SUPPLIED PASSAGE:

Jeff said on October 4th, 2009
Wow, a stellar route since '92 and all of a sudden Sept/Oct of 2009 hits and the winers find this gem. Sack up kids.
dustonian said on October 5th, 2009
Um... ok, enough with the shit-talking already. just a comment what the route might need at present. I downclimbed from the first bolt so didn't need to leave a biner, but someone else might. and FYI "someone," I've spent thousands of dollars on new routes over the years and didn't really see the need to leave a biner on an old route when I didn't need to. Do you actually have a problem with that or just enjoy the thrill of anonymous spray?
JR said on November 10th, 2009
The opening moves are often wet. Be aware that many accidents involving experienced climbers have occurred attempting this route. I would recommend stick clipping.
vertical1 said on June 4th, 2010
This route Rocks! Not a bad move on it, they are all fun. One of the best at the Red.

ABOUT THIS TASK: Rewrite the route comments starting at "dustonian said on" and ending at "of anonymous spray?", changing "biner" to "carabiner". The material that follows has no connection to the route comments.

EXTRACTED ENTRIES:
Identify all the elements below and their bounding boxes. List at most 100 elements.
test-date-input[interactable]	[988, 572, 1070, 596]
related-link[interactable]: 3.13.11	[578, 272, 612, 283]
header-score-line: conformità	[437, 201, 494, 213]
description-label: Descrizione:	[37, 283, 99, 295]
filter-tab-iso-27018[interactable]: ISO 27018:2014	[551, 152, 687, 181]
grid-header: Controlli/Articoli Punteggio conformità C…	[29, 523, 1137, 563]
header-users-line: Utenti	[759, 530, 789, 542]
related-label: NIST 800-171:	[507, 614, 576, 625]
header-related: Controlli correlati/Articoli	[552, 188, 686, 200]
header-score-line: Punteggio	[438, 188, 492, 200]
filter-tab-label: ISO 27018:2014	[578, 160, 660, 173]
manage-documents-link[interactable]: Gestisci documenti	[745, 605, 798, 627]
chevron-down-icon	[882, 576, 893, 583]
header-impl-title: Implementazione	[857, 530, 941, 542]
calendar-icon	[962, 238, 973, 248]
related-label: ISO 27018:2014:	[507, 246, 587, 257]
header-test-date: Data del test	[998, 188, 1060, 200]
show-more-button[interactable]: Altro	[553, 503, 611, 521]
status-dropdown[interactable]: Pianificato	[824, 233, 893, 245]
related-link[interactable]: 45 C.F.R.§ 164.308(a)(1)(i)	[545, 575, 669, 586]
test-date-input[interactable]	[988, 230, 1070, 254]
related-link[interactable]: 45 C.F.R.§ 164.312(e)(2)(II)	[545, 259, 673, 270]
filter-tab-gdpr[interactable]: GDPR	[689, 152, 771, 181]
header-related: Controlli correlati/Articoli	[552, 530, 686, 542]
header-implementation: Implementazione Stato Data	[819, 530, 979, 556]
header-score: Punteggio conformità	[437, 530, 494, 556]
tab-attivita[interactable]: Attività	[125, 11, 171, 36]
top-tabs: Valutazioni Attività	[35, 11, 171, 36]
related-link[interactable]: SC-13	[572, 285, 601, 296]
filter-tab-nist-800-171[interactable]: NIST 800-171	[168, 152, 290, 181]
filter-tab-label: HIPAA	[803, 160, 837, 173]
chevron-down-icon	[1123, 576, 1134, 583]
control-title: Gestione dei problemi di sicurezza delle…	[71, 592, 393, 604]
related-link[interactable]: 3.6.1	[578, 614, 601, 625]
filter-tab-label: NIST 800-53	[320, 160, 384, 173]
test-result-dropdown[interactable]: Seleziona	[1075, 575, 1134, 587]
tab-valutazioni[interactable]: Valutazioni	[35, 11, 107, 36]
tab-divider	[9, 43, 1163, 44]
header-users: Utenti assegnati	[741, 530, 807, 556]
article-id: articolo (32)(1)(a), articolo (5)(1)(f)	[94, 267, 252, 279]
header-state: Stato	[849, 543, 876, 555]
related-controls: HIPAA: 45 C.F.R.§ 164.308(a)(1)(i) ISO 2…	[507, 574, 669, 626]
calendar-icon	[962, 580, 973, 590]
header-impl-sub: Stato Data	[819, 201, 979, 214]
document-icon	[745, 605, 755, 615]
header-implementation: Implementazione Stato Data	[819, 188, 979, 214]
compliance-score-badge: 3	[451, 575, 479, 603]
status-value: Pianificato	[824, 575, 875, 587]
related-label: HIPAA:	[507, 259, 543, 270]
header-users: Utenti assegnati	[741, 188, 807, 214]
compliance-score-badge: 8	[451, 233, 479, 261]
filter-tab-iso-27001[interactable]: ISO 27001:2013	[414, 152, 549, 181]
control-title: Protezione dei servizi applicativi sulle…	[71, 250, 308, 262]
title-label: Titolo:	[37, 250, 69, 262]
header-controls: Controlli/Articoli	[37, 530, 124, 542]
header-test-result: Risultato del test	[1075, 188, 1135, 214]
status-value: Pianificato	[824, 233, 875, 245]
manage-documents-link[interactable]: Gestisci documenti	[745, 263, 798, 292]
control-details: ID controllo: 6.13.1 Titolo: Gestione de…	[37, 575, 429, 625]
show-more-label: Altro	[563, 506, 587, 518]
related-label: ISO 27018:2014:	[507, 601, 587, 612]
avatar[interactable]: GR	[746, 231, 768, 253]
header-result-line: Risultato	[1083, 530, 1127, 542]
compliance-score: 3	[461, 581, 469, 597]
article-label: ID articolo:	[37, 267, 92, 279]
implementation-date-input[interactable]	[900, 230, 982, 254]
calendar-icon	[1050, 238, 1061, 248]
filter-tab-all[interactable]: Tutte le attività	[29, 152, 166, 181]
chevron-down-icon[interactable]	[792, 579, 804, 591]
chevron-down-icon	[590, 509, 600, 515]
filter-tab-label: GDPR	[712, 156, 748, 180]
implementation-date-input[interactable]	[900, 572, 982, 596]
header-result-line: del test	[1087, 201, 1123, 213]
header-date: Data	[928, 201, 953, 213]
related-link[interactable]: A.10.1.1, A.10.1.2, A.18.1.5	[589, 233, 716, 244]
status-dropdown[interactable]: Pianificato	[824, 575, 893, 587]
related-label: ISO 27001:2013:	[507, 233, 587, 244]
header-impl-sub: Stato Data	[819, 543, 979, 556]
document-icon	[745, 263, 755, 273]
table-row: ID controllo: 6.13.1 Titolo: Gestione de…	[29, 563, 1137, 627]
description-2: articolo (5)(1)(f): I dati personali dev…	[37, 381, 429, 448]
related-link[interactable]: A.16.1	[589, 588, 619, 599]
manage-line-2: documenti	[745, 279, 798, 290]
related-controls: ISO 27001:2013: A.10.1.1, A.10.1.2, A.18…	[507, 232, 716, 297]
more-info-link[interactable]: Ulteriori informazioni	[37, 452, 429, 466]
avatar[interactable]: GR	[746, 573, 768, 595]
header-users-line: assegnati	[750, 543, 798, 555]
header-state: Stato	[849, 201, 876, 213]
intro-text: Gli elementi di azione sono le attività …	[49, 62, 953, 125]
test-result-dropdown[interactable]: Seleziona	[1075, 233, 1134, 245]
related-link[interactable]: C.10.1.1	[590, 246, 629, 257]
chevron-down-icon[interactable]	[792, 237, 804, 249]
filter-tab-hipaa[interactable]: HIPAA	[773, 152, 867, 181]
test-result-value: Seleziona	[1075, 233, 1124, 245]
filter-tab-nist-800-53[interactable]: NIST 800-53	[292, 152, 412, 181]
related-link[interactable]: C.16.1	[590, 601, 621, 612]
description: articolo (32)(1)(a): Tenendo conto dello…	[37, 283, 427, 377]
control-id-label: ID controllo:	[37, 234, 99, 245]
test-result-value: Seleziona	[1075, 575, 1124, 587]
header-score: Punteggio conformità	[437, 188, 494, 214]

ANSWER TO THIS TASK:
dustonian said on October 5th, 2009
Um... ok, enough with the shit-talking already. just a comment what the route might need at present. I downclimbed from the first bolt so didn't need to leave a carabiner, but someone else might. and FYI "someone," I've spent thousands of dollars on new routes over the years and didn't really see the need to leave a carabiner on an old route when I didn't need to. Do you actually have a problem with that or just enjoy the thrill of anonymous spray?